■ Exercise aim
Each line of the material must be returned exactly.
-- start of Data excerpts --
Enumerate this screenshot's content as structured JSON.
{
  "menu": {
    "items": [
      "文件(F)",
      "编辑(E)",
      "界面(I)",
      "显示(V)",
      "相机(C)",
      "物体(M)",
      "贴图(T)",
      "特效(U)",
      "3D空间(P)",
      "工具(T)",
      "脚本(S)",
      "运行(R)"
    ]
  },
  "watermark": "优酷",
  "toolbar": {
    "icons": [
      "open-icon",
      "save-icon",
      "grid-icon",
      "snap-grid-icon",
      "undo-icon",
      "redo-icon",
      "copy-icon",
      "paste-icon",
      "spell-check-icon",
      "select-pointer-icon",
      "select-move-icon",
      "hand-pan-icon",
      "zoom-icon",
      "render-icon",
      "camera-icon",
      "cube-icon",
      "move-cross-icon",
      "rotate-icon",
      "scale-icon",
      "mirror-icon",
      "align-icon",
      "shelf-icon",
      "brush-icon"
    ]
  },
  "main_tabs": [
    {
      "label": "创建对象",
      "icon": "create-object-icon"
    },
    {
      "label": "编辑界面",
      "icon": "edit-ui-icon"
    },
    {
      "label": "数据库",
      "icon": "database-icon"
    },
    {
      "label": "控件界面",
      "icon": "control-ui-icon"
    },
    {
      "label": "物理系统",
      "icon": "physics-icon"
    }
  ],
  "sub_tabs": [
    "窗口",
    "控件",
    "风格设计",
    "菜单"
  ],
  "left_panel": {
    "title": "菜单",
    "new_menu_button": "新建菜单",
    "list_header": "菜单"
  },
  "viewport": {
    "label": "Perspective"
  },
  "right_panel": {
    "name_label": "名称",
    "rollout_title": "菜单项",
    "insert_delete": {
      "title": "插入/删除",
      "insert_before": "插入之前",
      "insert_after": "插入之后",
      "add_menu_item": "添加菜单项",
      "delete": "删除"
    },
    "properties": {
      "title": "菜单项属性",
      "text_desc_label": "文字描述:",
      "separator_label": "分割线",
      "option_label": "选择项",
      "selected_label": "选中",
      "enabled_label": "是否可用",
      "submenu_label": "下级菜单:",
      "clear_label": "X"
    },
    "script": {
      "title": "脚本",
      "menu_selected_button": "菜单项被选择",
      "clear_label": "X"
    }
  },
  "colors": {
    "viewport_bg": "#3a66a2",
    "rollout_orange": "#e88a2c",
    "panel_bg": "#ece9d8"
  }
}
-- end of Data excerpts --
■ Worked solution
Enumerate this screenshot's content as structured JSON.
{
  "menu": {
    "items": [
      "文件(F)",
      "编辑(E)",
      "界面(I)",
      "显示(V)",
      "相机(C)",
      "物体(M)",
      "贴图(T)",
      "特效(U)",
      "3D空间(P)",
      "工具(T)",
      "脚本(S)",
      "运行(R)"
    ]
  },
  "watermark": "优酷",
  "toolbar": {
    "icons": [
      "open-icon",
      "save-icon",
      "grid-icon",
      "snap-grid-icon",
      "undo-icon",
      "redo-icon",
      "copy-icon",
      "paste-icon",
      "spell-check-icon",
      "select-pointer-icon",
      "select-move-icon",
      "hand-pan-icon",
      "zoom-icon",
      "render-icon",
      "camera-icon",
      "cube-icon",
      "move-cross-icon",
      "rotate-icon",
      "scale-icon",
      "mirror-icon",
      "align-icon",
      "shelf-icon",
      "brush-icon"
    ]
  },
  "main_tabs": [
    {
      "label": "创建对象",
      "icon": "create-object-icon"
    },
    {
      "label": "编辑界面",
      "icon": "edit-ui-icon"
    },
    {
      "label": "数据库",
      "icon": "database-icon"
    },
    {
      "label": "控件界面",
      "icon": "control-ui-icon"
    },
    {
      "label": "物理系统",
      "icon": "physics-icon"
    }
  ],
  "sub_tabs": [
    "窗口",
    "控件",
    "风格设计",
    "菜单"
  ],
  "left_panel": {
    "title": "菜单",
    "new_menu_button": "新建菜单",
    "list_header": "菜单"
  },
  "viewport": {
    "label": "Perspective"
  },
  "right_panel": {
    "name_label": "名称",
    "rollout_title": "菜单项",
    "insert_delete": {
      "title": "插入/删除",
      "insert_before": "插入之前",
      "insert_after": "插入之后",
      "add_menu_item": "添加菜单项",
      "delete": "删除"
    },
    "properties": {
      "title": "菜单项属性",
      "text_desc_label": "文字描述:",
      "separator_label": "分割线",
      "option_label": "选择项",
      "selected_label": "选中",
      "enabled_label": "是否可用",
      "submenu_label": "下级菜单:",
      "clear_label": "X"
    },
    "script": {
      "title": "脚本",
      "menu_selected_button": "菜单项被选择",
      "clear_label": "X"
    }
  },
  "colors": {
    "viewport_bg": "#3a66a2",
    "rollout_orange": "#e88a2c",
    "panel_bg": "#ece9d8"
  }
}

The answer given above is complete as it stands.